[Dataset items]
====

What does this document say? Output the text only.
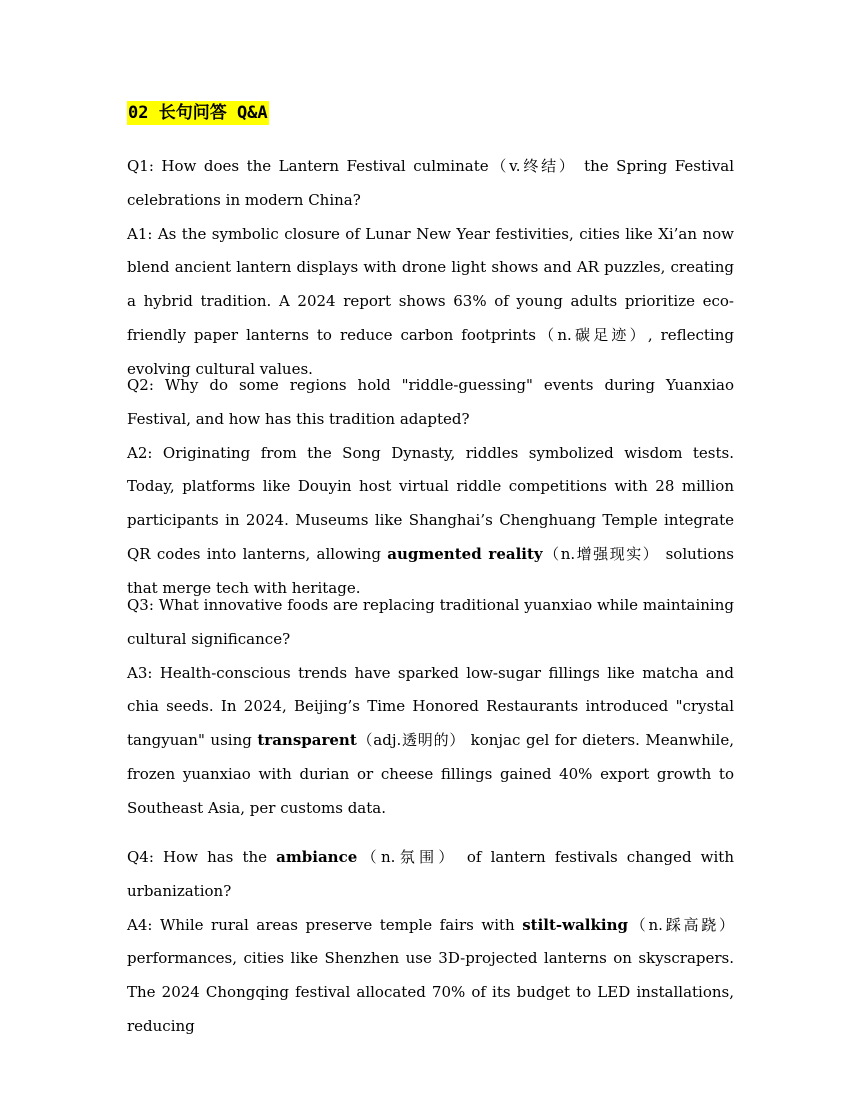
02 长句问答 Q&A

Q1: How does the Lantern Festival culminate（v.终结） the Spring Festival celebrations in modern China?

A1: As the symbolic closure of Lunar New Year festivities, cities like Xi’an now blend ancient lantern displays with drone light shows and AR puzzles, creating a hybrid tradition. A 2024 report shows 63% of young adults prioritize eco-friendly paper lanterns to reduce carbon footprints（n.碳足迹）, reflecting evolving cultural values.

Q2: Why do some regions hold "riddle-guessing" events during Yuanxiao Festival, and how has this tradition adapted?

A2: Originating from the Song Dynasty, riddles symbolized wisdom tests. Today, platforms like Douyin host virtual riddle competitions with 28 million participants in 2024. Museums like Shanghai’s Chenghuang Temple integrate QR codes into lanterns, allowing augmented reality（n.增强现实） solutions that merge tech with heritage.

Q3: What innovative foods are replacing traditional yuanxiao while maintaining cultural significance?

A3: Health-conscious trends have sparked low-sugar fillings like matcha and chia seeds. In 2024, Beijing’s Time Honored Restaurants introduced "crystal tangyuan" using transparent（adj.透明的） konjac gel for dieters. Meanwhile, frozen yuanxiao with durian or cheese fillings gained 40% export growth to Southeast Asia, per customs data.

Q4: How has the ambiance（n.氛围） of lantern festivals changed with urbanization?

A4: While rural areas preserve temple fairs with stilt-walking（n.踩高跷） performances, cities like Shenzhen use 3D-projected lanterns on skyscrapers. The 2024 Chongqing festival allocated 70% of its budget to LED installations, reducing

====

AIM:
Copy the whole listing above word for word but do not carry over the pictures.

RESPONSE:
What does this document say? Output the text only.
02 长句问答 Q&A

Q1: How does the Lantern Festival culminate（v.终结） the Spring Festival celebrations in modern China?

A1: As the symbolic closure of Lunar New Year festivities, cities like Xi’an now blend ancient lantern displays with drone light shows and AR puzzles, creating a hybrid tradition. A 2024 report shows 63% of young adults prioritize eco-friendly paper lanterns to reduce carbon footprints（n.碳足迹）, reflecting evolving cultural values.

Q2: Why do some regions hold "riddle-guessing" events during Yuanxiao Festival, and how has this tradition adapted?

A2: Originating from the Song Dynasty, riddles symbolized wisdom tests. Today, platforms like Douyin host virtual riddle competitions with 28 million participants in 2024. Museums like Shanghai’s Chenghuang Temple integrate QR codes into lanterns, allowing augmented reality（n.增强现实） solutions that merge tech with heritage.

Q3: What innovative foods are replacing traditional yuanxiao while maintaining cultural significance?

A3: Health-conscious trends have sparked low-sugar fillings like matcha and chia seeds. In 2024, Beijing’s Time Honored Restaurants introduced "crystal tangyuan" using transparent（adj.透明的） konjac gel for dieters. Meanwhile, frozen yuanxiao with durian or cheese fillings gained 40% export growth to Southeast Asia, per customs data.

Q4: How has the ambiance（n.氛围） of lantern festivals changed with urbanization?

A4: While rural areas preserve temple fairs with stilt-walking（n.踩高跷） performances, cities like Shenzhen use 3D-projected lanterns on skyscrapers. The 2024 Chongqing festival allocated 70% of its budget to LED installations, reducing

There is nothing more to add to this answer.